PROBLEM: Leave out the pictures and copy everything else in the entries exactly.

PROVIDED DATA:
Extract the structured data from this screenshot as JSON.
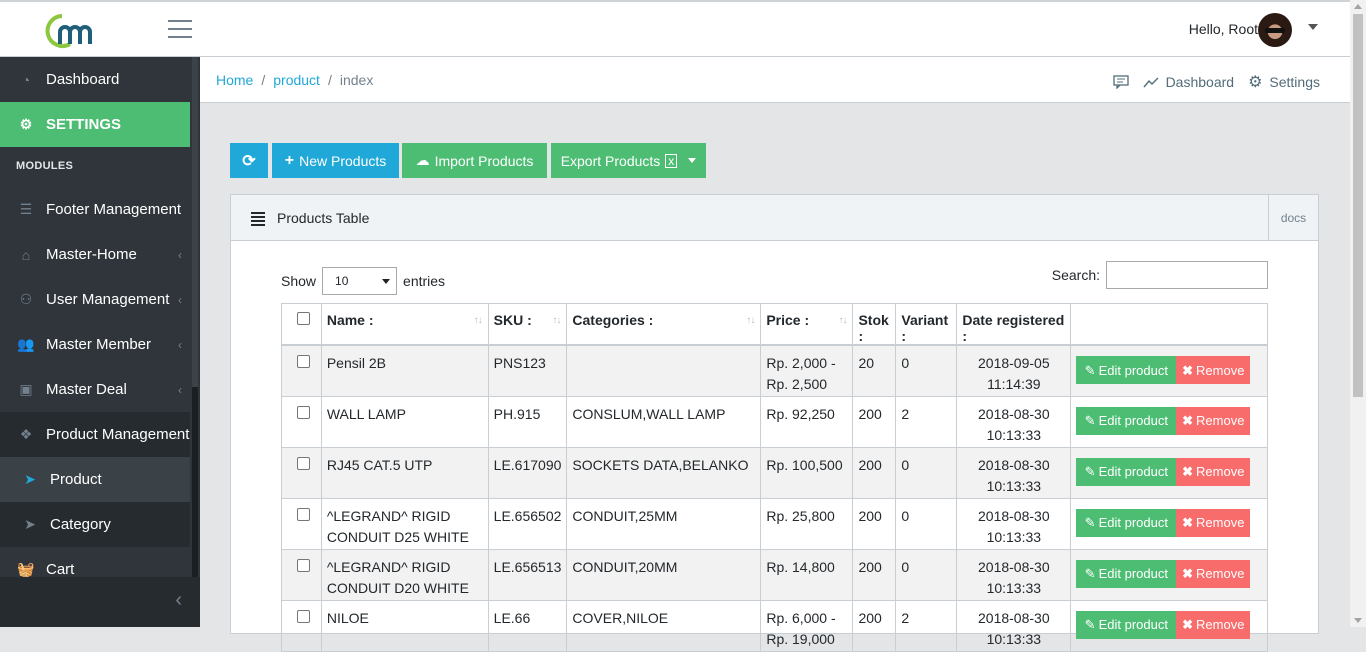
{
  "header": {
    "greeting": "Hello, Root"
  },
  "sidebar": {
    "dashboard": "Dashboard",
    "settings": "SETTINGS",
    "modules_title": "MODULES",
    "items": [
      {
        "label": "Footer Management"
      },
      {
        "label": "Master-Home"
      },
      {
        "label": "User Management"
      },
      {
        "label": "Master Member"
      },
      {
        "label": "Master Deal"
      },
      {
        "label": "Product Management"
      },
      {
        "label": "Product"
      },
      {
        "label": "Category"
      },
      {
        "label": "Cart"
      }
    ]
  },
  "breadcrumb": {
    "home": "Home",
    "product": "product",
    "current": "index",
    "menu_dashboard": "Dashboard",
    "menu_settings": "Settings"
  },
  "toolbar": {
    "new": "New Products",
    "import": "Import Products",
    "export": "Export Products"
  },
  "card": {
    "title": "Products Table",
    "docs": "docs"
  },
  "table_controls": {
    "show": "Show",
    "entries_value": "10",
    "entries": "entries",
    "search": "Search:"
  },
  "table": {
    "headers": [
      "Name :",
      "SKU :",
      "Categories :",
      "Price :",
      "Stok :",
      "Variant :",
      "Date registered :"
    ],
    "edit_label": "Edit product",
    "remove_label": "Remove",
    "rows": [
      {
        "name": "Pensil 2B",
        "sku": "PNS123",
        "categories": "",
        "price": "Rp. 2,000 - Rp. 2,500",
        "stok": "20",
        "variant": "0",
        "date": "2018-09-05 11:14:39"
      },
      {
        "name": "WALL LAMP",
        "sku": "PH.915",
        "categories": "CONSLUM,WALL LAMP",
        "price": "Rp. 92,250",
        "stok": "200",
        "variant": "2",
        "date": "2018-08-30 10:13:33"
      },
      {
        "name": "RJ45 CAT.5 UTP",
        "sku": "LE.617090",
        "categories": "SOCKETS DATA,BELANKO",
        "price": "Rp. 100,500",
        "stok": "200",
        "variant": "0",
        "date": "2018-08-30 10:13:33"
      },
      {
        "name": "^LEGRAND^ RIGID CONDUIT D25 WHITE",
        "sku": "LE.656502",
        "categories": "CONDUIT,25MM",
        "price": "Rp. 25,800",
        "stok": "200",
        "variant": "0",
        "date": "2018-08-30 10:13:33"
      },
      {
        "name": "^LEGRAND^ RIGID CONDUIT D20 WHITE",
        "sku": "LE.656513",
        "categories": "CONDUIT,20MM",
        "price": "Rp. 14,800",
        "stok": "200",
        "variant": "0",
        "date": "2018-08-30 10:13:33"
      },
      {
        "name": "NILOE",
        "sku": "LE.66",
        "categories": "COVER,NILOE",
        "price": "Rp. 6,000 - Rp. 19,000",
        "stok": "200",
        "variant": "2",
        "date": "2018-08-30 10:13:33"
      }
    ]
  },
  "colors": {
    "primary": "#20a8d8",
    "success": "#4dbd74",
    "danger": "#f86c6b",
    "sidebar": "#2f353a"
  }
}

TASK OUTPUT:
Extract the structured data from this screenshot as JSON.
{
  "header": {
    "greeting": "Hello, Root"
  },
  "sidebar": {
    "dashboard": "Dashboard",
    "settings": "SETTINGS",
    "modules_title": "MODULES",
    "items": [
      {
        "label": "Footer Management"
      },
      {
        "label": "Master-Home"
      },
      {
        "label": "User Management"
      },
      {
        "label": "Master Member"
      },
      {
        "label": "Master Deal"
      },
      {
        "label": "Product Management"
      },
      {
        "label": "Product"
      },
      {
        "label": "Category"
      },
      {
        "label": "Cart"
      }
    ]
  },
  "breadcrumb": {
    "home": "Home",
    "product": "product",
    "current": "index",
    "menu_dashboard": "Dashboard",
    "menu_settings": "Settings"
  },
  "toolbar": {
    "new": "New Products",
    "import": "Import Products",
    "export": "Export Products"
  },
  "card": {
    "title": "Products Table",
    "docs": "docs"
  },
  "table_controls": {
    "show": "Show",
    "entries_value": "10",
    "entries": "entries",
    "search": "Search:"
  },
  "table": {
    "headers": [
      "Name :",
      "SKU :",
      "Categories :",
      "Price :",
      "Stok :",
      "Variant :",
      "Date registered :"
    ],
    "edit_label": "Edit product",
    "remove_label": "Remove",
    "rows": [
      {
        "name": "Pensil 2B",
        "sku": "PNS123",
        "categories": "",
        "price": "Rp. 2,000 - Rp. 2,500",
        "stok": "20",
        "variant": "0",
        "date": "2018-09-05 11:14:39"
      },
      {
        "name": "WALL LAMP",
        "sku": "PH.915",
        "categories": "CONSLUM,WALL LAMP",
        "price": "Rp. 92,250",
        "stok": "200",
        "variant": "2",
        "date": "2018-08-30 10:13:33"
      },
      {
        "name": "RJ45 CAT.5 UTP",
        "sku": "LE.617090",
        "categories": "SOCKETS DATA,BELANKO",
        "price": "Rp. 100,500",
        "stok": "200",
        "variant": "0",
        "date": "2018-08-30 10:13:33"
      },
      {
        "name": "^LEGRAND^ RIGID CONDUIT D25 WHITE",
        "sku": "LE.656502",
        "categories": "CONDUIT,25MM",
        "price": "Rp. 25,800",
        "stok": "200",
        "variant": "0",
        "date": "2018-08-30 10:13:33"
      },
      {
        "name": "^LEGRAND^ RIGID CONDUIT D20 WHITE",
        "sku": "LE.656513",
        "categories": "CONDUIT,20MM",
        "price": "Rp. 14,800",
        "stok": "200",
        "variant": "0",
        "date": "2018-08-30 10:13:33"
      },
      {
        "name": "NILOE",
        "sku": "LE.66",
        "categories": "COVER,NILOE",
        "price": "Rp. 6,000 - Rp. 19,000",
        "stok": "200",
        "variant": "2",
        "date": "2018-08-30 10:13:33"
      }
    ]
  },
  "colors": {
    "primary": "#20a8d8",
    "success": "#4dbd74",
    "danger": "#f86c6b",
    "sidebar": "#2f353a"
  }
}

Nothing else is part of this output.